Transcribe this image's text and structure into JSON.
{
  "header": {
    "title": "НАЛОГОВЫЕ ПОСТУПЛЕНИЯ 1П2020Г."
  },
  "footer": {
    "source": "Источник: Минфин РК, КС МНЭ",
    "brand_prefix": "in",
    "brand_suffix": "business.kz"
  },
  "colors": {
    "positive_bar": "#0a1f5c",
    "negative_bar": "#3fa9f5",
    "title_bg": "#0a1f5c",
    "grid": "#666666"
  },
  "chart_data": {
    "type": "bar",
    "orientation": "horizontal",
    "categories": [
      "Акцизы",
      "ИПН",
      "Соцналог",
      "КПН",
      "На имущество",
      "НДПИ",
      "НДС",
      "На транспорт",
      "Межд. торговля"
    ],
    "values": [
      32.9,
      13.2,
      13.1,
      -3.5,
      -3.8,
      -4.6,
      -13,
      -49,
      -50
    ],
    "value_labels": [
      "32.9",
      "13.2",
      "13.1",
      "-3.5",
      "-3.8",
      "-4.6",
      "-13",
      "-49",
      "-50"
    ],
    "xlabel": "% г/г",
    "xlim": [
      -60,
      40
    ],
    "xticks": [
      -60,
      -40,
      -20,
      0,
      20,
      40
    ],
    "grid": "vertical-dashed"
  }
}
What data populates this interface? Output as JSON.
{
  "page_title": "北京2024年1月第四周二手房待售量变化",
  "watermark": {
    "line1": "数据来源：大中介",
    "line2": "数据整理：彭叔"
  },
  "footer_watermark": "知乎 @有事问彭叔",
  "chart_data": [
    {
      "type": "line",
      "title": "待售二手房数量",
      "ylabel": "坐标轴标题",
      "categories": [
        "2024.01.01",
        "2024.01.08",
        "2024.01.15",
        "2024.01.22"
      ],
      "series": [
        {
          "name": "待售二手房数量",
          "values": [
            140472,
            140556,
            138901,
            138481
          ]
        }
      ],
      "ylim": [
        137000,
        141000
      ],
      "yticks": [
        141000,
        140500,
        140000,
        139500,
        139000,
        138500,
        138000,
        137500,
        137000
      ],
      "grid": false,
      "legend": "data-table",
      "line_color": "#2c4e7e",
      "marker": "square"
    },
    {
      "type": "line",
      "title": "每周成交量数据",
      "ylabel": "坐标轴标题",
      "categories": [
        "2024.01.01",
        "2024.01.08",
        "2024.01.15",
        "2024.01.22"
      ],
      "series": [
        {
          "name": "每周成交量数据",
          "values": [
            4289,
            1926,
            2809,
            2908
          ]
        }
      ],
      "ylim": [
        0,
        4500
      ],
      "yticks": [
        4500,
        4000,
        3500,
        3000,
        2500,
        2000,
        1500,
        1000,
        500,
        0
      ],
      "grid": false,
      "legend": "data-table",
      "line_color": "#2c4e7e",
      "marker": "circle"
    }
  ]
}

* * *

Every record shown above should be written out again exactly.

The reply:
Transcribe this image's text and structure into JSON.
{
  "header": {
    "title": "НАЛОГОВЫЕ ПОСТУПЛЕНИЯ 1П2020Г."
  },
  "footer": {
    "source": "Источник: Минфин РК, КС МНЭ",
    "brand_prefix": "in",
    "brand_suffix": "business.kz"
  },
  "colors": {
    "positive_bar": "#0a1f5c",
    "negative_bar": "#3fa9f5",
    "title_bg": "#0a1f5c",
    "grid": "#666666"
  },
  "chart_data": {
    "type": "bar",
    "orientation": "horizontal",
    "categories": [
      "Акцизы",
      "ИПН",
      "Соцналог",
      "КПН",
      "На имущество",
      "НДПИ",
      "НДС",
      "На транспорт",
      "Межд. торговля"
    ],
    "values": [
      32.9,
      13.2,
      13.1,
      -3.5,
      -3.8,
      -4.6,
      -13,
      -49,
      -50
    ],
    "value_labels": [
      "32.9",
      "13.2",
      "13.1",
      "-3.5",
      "-3.8",
      "-4.6",
      "-13",
      "-49",
      "-50"
    ],
    "xlabel": "% г/г",
    "xlim": [
      -60,
      40
    ],
    "xticks": [
      -60,
      -40,
      -20,
      0,
      20,
      40
    ],
    "grid": "vertical-dashed"
  }
}
What data populates this interface? Output as JSON.
{
  "page_title": "北京2024年1月第四周二手房待售量变化",
  "watermark": {
    "line1": "数据来源：大中介",
    "line2": "数据整理：彭叔"
  },
  "footer_watermark": "知乎 @有事问彭叔",
  "chart_data": [
    {
      "type": "line",
      "title": "待售二手房数量",
      "ylabel": "坐标轴标题",
      "categories": [
        "2024.01.01",
        "2024.01.08",
        "2024.01.15",
        "2024.01.22"
      ],
      "series": [
        {
          "name": "待售二手房数量",
          "values": [
            140472,
            140556,
            138901,
            138481
          ]
        }
      ],
      "ylim": [
        137000,
        141000
      ],
      "yticks": [
        141000,
        140500,
        140000,
        139500,
        139000,
        138500,
        138000,
        137500,
        137000
      ],
      "grid": false,
      "legend": "data-table",
      "line_color": "#2c4e7e",
      "marker": "square"
    },
    {
      "type": "line",
      "title": "每周成交量数据",
      "ylabel": "坐标轴标题",
      "categories": [
        "2024.01.01",
        "2024.01.08",
        "2024.01.15",
        "2024.01.22"
      ],
      "series": [
        {
          "name": "每周成交量数据",
          "values": [
            4289,
            1926,
            2809,
            2908
          ]
        }
      ],
      "ylim": [
        0,
        4500
      ],
      "yticks": [
        4500,
        4000,
        3500,
        3000,
        2500,
        2000,
        1500,
        1000,
        500,
        0
      ],
      "grid": false,
      "legend": "data-table",
      "line_color": "#2c4e7e",
      "marker": "circle"
    }
  ]
}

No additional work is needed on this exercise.